Binge drinking has gone down for adolescents in the United States, which may be a consequence of successful national and state-level policies and programs on under-aged drinking. But in the alcohol drenched atmosphere of college life, binge drinking has sometimes become an even greater problem.
Jean Twenge, professor of psychology at San Diego State University, wrote:
But what about when they go to college and suddenly enter an environment where sex and alcohol are rampant? For example, although fewer 18-year-olds now binge-drink, 21- to 22-year-olds still binge-drink at roughly the same rate as they have since the 1980s. One study found that teens who rapidly increased their binge-drinking were more at risk of alcohol dependence.
The National Institute on Alcohol Abuse and Alcoholism‘s College Drinking Fact Sheet states:
About 1,825 college students between the ages of 18 and 24 die from alcohol-related unintentional injuries, including motor-vehicle crashes. About 696,000 students between the ages of 18 and 24 are assaulted by another student who has been drinking. About 97,000 students between the ages of 18 and 24 report experiencing alcohol-related sexual assault or date rape.
The City of Tuscaloosa, where the University of Alabama is located, may be just waiting for a lawsuit to happen because of its failure to enforce its own codes on under-aged drinking.
According to Alabama State Code Title 28 :
It shall be unlawful: (a) For any person to sell, furnish, give to or purchase for any minor, alcoholic beverages; or to attempt to sell, furnish, give to or purchase for any minor, any alcoholic beverages.
Tuscaloosa’s City Code (Sec. 3-42. -Certain licensees not to admit under-aged persons) clearly states:
It shall be unlawful for a lounge liquor licensee, or manager, or other person in charge of the licensed establishment either directly, or by its servant, agent or employee, to admit or allow any person to be in, on, or upon said licensed premises in violation of any state law regulating the age of persons allowed on such premises.
Could it be that the City of Tuscaloosa is taking the route of the Pinto auto-makers who knew that they were selling a defective product? A simplified version would be that the automakers weighed the relative costs of litigation and correcting automobile design errors and decided that potential law suits were worth the risk.

# What this exercise asks
1: In the article on college binge drinking, rewrite the paragraph beginning "Binge drinking has gone down for adolescents" as a short bulleted list that keeps its main facts.
2: Write a continuation of the article on college binge drinking, picking up right after its final sentence.

# Provided material
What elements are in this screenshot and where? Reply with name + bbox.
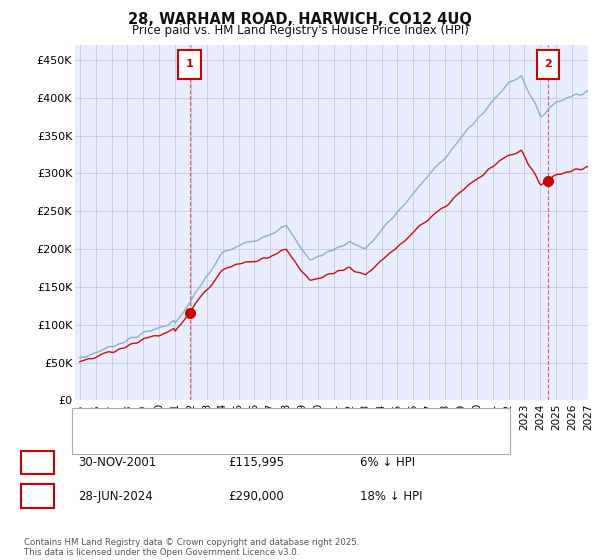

# The results
1:
- Binge drinking among U.S. adolescents has declined.
- The decline may result from successful national and state policies and programs on underage drinking.
- In college life, with alcohol everywhere, binge drinking has sometimes become an even greater problem.

2:
Popular Mechanics’ “The Top Automotive Engineering Failures: The Ford Pinto Fuel Tanks” described industry thinking in this way:
Ford did a cost-benefit analysis. To fix the problems would cost an additional $11 per vehicle, and Ford weighed that $11 against the projected injury claims for severe burns, repair-costs claim rate and mortality. The total would have been approximately $113 million (including the engineering, the production delays and the parts for tens of thousands of cars), but damage payouts would cost only about $49 million, according to Ford’s math. So the fix was nixed, and the Pinto went into production in September 1970.
Or, the City of Tuscaloosa might find itself on the horns of a dilemma. There is a loophole in the law that allows most University students ( who are minors ) to be allowed into bars. Tuscaloosa’s downtown area has thriving businesses that serve alcohol and students feel as if they should be part of Tuscaloosa’s entertainment scene. It is impractical to expect the alcohol vendors to enforce liquor laws.
Alcohol Policy MD has described the problem in this way:
In many states throughout the country, minors – those under the legal drinking age of 21 – are permitted in bars unaccompanied by an adult. State and local regulations vary widely in the extent to which they permit minors to enter on-sale retail alcohol outlets
One thing is clear: allowing minors into drinking establishments such as bars and nightclubs is, in the words of one enforcement official, “a regulator’s nightmare.” (Inspector General 1991). It creates numerous difficulties for servers, who must conduct repeated identification checks and continuously track who is actually drinking the beverages being served. It allows minors to consume alcohol purchased from older individuals. And it encourages minors to drink as a way to socialize and become one with their peers.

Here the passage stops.